Start of EXCERPT PROVIDED

Figure 4.

Motility analysis of purified myosins. Actin gliding assays were performed by directly adsorbing purified myosins onto the surface of a glass coverslip in a motility chamber. Fluorescently labeled actin filaments were added and movement was recorded within the first 5 min of adding actin filaments to the motility chambers, except at low motor densities, when filament landing was slower. Motor density was determined by quantitative Western blots of the amount of motor input and the amount that passed through the chamber without binding. Myosins were diluted before addition to the motility chambers. (A) The velocities of Myo2p and Myo4p respond differently to changes in motor density. The velocity of actin filaments decreases as Myo2p density decreases, indicative of a nonprocessive motor. In contrast, the velocity of actin filaments increases as Myo4p density decreases. (B) The decreased filament velocity at higher Myo4p density is not due to She3p. The velocity vs. motor density profiles of Myo4p with She3p (top panel) and without She3p (bottom panel) are similar. (C) The velocity versus motor density profile of Myo2/4p resembles Myo4p, whereas the profile of Myo4/2p is similar to Myo2p. Note that the maximum velocity of Myo4/2p is comparable to Myo4p and the maximum velocity of Myo2/4p is equivalent to Myo2p. Shown are representative curves for each myosin, each point is the average filament velocity (μm/s ± SD) for all filaments analyzed in a chamber.

End of EXCERPT PROVIDED

> _PROBLEMS TO SOLVE_
A) Using the figure legend above, decide whether each statement agrees with it. Answer yes or no for each, and quote the words that settle it.
(i) At low motor densities, movement was not necessarily recorded within the first 5 min after actin filaments were added.
(ii) She3p is responsible for the decreased filament velocity at higher Myo4p density.
(iii) Actin filament velocity rises as Myo2p density falls.
B) List every myosin named in the figure legend above.
C) Answer these questions from the figure legend above.
(i) How was motor density determined?
(ii) Which myosin has a maximum velocity comparable to that of Myo4p?
(iii) What does each point on the curves represent?

Start of PROVIDED RECORDS

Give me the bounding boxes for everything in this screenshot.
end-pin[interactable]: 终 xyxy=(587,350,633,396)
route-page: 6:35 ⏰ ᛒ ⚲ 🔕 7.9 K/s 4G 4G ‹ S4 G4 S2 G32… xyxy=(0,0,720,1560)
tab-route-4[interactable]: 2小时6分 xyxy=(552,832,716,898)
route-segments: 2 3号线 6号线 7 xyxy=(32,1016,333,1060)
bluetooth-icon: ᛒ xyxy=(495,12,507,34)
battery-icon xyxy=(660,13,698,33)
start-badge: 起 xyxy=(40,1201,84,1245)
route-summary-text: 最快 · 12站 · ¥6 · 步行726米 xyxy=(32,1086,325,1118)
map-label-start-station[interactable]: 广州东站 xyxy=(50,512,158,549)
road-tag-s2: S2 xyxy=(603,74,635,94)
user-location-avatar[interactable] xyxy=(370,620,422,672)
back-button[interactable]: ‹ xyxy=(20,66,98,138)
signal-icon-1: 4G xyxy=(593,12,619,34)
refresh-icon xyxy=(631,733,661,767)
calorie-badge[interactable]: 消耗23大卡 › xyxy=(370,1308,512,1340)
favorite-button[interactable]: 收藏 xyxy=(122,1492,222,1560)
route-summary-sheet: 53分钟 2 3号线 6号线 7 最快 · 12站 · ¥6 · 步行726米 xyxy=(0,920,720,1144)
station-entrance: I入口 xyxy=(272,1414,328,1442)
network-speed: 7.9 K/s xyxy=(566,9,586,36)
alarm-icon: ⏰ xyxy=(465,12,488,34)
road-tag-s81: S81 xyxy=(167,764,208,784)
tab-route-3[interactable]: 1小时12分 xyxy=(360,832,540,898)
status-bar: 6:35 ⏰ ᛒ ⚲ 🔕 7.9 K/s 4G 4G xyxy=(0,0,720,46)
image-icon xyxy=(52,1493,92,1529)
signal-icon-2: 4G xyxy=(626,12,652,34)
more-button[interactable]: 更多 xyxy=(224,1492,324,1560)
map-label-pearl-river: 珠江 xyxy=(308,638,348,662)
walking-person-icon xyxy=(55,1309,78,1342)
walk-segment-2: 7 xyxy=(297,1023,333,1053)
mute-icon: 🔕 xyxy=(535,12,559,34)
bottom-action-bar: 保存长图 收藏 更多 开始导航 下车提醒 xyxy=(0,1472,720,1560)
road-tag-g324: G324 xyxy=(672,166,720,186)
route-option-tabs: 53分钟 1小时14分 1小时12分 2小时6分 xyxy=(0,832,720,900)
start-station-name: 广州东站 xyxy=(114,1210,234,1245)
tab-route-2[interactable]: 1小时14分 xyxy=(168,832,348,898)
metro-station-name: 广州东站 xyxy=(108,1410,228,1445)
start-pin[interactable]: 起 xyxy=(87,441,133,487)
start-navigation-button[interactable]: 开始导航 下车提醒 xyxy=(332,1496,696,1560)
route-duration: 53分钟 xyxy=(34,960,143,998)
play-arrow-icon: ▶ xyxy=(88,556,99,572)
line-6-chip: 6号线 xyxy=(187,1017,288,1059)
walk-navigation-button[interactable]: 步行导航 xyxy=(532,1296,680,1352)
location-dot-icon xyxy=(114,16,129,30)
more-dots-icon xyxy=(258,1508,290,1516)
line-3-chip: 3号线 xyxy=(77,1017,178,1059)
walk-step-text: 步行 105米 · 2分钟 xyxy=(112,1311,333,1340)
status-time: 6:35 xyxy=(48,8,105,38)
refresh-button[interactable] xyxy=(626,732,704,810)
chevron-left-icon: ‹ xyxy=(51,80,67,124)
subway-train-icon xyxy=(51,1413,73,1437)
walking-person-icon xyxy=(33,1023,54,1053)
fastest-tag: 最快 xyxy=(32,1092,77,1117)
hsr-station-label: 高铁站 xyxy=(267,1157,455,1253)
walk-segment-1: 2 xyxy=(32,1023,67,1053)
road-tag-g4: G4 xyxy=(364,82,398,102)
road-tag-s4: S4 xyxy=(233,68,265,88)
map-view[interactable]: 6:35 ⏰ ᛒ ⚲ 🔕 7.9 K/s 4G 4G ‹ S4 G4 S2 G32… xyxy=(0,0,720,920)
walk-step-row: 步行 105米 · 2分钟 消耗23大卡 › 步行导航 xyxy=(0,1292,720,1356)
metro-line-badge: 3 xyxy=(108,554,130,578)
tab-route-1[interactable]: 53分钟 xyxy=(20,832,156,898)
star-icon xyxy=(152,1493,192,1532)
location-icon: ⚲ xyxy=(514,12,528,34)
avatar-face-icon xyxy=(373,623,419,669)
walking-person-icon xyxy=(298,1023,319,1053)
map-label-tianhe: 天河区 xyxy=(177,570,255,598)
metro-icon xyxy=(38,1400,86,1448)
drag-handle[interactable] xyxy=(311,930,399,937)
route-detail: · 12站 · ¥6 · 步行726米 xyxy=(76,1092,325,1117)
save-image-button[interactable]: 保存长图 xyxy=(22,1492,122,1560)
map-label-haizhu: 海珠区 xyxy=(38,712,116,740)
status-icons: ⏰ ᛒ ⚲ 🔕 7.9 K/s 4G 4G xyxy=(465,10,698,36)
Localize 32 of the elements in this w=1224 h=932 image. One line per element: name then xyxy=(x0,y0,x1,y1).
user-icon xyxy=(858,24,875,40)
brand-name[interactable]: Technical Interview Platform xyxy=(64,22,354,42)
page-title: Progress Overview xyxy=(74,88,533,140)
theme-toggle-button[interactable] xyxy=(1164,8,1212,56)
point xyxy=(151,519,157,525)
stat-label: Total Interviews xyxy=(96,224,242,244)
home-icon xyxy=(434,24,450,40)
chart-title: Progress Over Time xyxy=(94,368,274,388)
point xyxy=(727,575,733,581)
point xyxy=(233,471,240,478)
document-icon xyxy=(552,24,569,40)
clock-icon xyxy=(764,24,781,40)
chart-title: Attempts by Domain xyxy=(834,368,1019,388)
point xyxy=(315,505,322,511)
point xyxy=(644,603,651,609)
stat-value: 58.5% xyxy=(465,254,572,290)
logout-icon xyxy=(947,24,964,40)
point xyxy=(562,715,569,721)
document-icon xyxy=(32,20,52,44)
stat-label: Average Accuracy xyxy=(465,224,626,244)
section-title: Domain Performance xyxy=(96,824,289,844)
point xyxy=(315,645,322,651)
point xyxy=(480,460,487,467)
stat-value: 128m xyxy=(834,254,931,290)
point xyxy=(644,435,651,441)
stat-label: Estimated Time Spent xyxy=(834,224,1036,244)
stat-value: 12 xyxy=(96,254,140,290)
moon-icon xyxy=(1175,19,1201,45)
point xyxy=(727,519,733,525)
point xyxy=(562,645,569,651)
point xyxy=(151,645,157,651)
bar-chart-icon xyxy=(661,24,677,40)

End of PROVIDED RECORDS

> _ANSWERS TO THE EXERCISES_
A)
(i) Yes: "movement was recorded within the first 5 min of adding actin filaments to the motility chambers, except at low motor densities, when filament landing was slower."
(ii) No: "The decreased filament velocity at higher Myo4p density is not due to She3p."
(iii) No: "The velocity of actin filaments decreases as Myo2p density decreases"

B) Myo2p, Myo4p, Myo2/4p, Myo4/2p

C)
(i) By quantitative Western blots of the amount of motor input and the amount that passed through the chamber without binding.
(ii) Myo4/2p.
(iii) The average filament velocity (μm/s ± SD) for all filaments analyzed in a chamber.